## What is asked
Pull out each line of the records holding the string "this".

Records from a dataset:
[START]

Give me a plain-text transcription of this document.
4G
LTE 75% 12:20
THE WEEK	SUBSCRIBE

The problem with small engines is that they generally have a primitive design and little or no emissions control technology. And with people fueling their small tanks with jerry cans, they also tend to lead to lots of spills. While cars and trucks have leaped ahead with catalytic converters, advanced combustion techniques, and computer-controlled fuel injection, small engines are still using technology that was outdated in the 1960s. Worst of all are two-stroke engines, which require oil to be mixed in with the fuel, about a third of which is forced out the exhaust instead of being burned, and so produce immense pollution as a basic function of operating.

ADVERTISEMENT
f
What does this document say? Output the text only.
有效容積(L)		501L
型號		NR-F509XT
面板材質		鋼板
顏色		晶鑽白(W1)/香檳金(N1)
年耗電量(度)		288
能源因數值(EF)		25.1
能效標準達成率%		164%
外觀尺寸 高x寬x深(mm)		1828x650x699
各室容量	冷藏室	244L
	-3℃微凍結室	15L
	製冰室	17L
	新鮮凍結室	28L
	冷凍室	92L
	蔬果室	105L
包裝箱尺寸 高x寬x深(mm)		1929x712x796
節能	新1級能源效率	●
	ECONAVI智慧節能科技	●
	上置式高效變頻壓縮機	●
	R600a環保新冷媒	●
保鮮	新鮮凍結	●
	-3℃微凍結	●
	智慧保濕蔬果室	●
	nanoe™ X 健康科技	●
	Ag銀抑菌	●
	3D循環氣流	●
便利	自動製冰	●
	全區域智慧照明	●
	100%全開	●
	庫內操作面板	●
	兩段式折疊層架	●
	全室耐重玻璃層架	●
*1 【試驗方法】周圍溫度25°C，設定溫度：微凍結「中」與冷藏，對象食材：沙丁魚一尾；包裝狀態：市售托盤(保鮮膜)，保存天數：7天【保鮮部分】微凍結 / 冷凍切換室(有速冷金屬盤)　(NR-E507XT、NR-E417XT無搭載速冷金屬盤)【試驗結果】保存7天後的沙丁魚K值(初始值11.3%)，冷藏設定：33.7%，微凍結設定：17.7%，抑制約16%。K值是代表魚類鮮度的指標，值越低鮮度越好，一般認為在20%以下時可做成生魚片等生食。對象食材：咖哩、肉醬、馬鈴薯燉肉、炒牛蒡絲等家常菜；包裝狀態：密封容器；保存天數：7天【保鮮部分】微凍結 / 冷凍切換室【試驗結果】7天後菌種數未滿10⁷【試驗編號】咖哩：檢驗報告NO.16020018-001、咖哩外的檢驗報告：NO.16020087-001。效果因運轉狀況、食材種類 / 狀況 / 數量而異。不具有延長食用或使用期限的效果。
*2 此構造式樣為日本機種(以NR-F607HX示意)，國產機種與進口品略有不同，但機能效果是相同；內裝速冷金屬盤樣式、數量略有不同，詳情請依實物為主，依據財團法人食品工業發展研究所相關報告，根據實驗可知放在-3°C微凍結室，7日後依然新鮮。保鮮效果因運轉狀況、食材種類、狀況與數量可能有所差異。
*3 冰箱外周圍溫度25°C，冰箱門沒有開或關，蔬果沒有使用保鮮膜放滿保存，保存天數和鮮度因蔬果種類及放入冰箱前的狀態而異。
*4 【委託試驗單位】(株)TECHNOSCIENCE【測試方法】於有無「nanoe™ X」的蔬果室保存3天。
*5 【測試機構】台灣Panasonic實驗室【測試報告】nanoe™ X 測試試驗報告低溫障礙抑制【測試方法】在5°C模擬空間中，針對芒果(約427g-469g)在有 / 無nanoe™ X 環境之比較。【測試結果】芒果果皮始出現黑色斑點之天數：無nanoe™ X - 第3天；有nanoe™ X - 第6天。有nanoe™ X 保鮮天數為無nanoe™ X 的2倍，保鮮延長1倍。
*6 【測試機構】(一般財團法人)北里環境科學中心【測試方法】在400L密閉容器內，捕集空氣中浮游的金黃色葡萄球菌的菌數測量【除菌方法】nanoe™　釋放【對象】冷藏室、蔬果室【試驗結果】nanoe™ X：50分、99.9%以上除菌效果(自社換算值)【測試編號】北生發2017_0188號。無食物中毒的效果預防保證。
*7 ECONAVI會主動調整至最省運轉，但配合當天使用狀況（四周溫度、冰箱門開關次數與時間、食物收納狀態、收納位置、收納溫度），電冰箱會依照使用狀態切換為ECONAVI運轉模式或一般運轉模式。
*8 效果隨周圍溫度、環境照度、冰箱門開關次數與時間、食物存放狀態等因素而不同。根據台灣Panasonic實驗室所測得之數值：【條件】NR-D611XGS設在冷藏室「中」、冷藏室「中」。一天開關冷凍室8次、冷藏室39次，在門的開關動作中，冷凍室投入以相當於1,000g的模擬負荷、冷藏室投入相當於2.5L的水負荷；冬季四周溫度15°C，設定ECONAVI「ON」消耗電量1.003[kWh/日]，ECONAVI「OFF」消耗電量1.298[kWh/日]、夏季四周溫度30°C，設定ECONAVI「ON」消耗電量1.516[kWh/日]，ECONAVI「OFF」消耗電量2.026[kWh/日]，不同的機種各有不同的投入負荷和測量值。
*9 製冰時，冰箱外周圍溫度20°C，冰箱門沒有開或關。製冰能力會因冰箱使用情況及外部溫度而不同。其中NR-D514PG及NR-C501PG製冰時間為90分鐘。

[END]

## Completed task
Give me a plain-text transcription of this document.
What does this document say? Output the text only.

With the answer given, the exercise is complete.